Task brief:
Output the lines that follow exactly as they are.

Extracted records
════════
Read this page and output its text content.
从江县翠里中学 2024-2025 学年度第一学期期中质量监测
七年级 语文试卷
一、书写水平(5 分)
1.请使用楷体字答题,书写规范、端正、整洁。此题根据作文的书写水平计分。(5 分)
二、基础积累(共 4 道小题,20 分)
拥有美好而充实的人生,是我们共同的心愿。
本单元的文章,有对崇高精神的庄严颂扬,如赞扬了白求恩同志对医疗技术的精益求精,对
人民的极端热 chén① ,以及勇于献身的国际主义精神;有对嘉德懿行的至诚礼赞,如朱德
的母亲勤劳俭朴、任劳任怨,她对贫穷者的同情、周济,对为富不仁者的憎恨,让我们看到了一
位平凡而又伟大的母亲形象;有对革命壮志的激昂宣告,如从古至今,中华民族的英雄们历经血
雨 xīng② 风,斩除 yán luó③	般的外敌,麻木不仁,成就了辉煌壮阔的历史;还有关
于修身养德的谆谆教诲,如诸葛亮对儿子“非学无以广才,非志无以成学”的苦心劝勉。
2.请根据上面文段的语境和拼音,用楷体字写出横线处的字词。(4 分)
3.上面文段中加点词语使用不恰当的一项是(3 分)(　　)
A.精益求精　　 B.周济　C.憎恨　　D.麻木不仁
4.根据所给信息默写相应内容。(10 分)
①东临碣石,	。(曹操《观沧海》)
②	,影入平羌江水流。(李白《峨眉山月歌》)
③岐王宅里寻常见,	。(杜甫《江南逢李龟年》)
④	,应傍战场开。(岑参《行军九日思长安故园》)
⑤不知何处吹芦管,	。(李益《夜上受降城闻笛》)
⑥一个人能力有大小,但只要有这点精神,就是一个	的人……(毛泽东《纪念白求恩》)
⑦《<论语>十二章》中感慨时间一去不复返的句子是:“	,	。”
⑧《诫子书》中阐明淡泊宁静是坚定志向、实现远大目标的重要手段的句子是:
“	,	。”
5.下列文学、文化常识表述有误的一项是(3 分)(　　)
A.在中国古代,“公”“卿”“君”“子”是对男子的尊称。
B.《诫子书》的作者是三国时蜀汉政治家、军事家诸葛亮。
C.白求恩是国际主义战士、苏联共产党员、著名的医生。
════════
Result:
Read this page and output its text content.
从江县翠里中学 2024-2025 学年度第一学期期中质量监测
七年级 语文试卷
一、书写水平(5 分)
1.请使用楷体字答题,书写规范、端正、整洁。此题根据作文的书写水平计分。(5 分)
二、基础积累(共 4 道小题,20 分)
拥有美好而充实的人生,是我们共同的心愿。
本单元的文章,有对崇高精神的庄严颂扬,如赞扬了白求恩同志对医疗技术的精益求精,对
人民的极端热 chén① ,以及勇于献身的国际主义精神;有对嘉德懿行的至诚礼赞,如朱德
的母亲勤劳俭朴、任劳任怨,她对贫穷者的同情、周济,对为富不仁者的憎恨,让我们看到了一
位平凡而又伟大的母亲形象;有对革命壮志的激昂宣告,如从古至今,中华民族的英雄们历经血
雨 xīng② 风,斩除 yán luó③	般的外敌,麻木不仁,成就了辉煌壮阔的历史;还有关
于修身养德的谆谆教诲,如诸葛亮对儿子“非学无以广才,非志无以成学”的苦心劝勉。
2.请根据上面文段的语境和拼音,用楷体字写出横线处的字词。(4 分)
3.上面文段中加点词语使用不恰当的一项是(3 分)(　　)
A.精益求精　　 B.周济　C.憎恨　　D.麻木不仁
4.根据所给信息默写相应内容。(10 分)
①东临碣石,	。(曹操《观沧海》)
②	,影入平羌江水流。(李白《峨眉山月歌》)
③岐王宅里寻常见,	。(杜甫《江南逢李龟年》)
④	,应傍战场开。(岑参《行军九日思长安故园》)
⑤不知何处吹芦管,	。(李益《夜上受降城闻笛》)
⑥一个人能力有大小,但只要有这点精神,就是一个	的人……(毛泽东《纪念白求恩》)
⑦《<论语>十二章》中感慨时间一去不复返的句子是:“	,	。”
⑧《诫子书》中阐明淡泊宁静是坚定志向、实现远大目标的重要手段的句子是:
“	,	。”
5.下列文学、文化常识表述有误的一项是(3 分)(　　)
A.在中国古代,“公”“卿”“君”“子”是对男子的尊称。
B.《诫子书》的作者是三国时蜀汉政治家、军事家诸葛亮。
C.白求恩是国际主义战士、苏联共产党员、著名的医生。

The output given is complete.